* Exercise requirements *
Search the records for the word "individuals" and pick out every line that has it.

# start of Exercise data

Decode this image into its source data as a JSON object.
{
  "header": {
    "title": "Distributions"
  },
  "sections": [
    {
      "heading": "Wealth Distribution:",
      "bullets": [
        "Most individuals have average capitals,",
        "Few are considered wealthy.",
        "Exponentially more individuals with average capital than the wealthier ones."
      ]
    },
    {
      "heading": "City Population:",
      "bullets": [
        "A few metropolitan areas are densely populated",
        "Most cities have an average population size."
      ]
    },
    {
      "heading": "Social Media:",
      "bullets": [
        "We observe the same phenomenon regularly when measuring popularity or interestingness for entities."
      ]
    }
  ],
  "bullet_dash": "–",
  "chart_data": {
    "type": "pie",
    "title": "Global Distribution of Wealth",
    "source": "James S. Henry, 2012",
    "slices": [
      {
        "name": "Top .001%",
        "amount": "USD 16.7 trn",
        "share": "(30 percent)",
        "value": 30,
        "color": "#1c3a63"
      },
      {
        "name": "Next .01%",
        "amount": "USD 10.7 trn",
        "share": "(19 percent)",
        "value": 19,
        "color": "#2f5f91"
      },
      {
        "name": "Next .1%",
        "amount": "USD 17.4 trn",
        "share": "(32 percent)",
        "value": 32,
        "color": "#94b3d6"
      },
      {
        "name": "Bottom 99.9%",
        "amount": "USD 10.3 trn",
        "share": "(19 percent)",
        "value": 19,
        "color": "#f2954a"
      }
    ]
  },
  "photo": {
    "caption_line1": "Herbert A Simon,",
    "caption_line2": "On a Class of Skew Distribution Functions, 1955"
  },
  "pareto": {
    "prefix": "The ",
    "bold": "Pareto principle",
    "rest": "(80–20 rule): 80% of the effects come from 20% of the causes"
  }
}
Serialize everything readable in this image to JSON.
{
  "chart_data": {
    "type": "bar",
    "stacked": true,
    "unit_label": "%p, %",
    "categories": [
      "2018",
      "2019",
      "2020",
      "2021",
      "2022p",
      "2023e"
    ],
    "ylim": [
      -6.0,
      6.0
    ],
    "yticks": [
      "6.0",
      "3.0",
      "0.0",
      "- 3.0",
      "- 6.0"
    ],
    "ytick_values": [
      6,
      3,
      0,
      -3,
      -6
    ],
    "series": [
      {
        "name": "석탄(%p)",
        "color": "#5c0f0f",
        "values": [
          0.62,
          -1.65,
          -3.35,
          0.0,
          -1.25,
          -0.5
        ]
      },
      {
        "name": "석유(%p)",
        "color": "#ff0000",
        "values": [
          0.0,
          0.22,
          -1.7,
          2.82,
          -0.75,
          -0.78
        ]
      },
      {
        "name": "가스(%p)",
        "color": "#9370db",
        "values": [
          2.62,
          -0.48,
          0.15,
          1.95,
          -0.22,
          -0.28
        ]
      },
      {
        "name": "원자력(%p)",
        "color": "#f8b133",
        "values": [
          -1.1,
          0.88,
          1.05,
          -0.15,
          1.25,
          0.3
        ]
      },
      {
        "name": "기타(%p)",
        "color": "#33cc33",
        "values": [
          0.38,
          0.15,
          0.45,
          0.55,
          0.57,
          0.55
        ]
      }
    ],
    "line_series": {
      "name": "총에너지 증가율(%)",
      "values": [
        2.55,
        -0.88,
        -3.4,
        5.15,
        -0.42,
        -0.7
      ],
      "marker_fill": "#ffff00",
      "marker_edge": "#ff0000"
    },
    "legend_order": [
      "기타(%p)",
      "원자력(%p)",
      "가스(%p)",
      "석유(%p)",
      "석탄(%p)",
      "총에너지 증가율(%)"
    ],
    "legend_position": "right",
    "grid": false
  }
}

# end of Exercise data

* Exercise answer *
        "Most individuals have average capitals,",
        "Exponentially more individuals with average capital than the wealthier ones."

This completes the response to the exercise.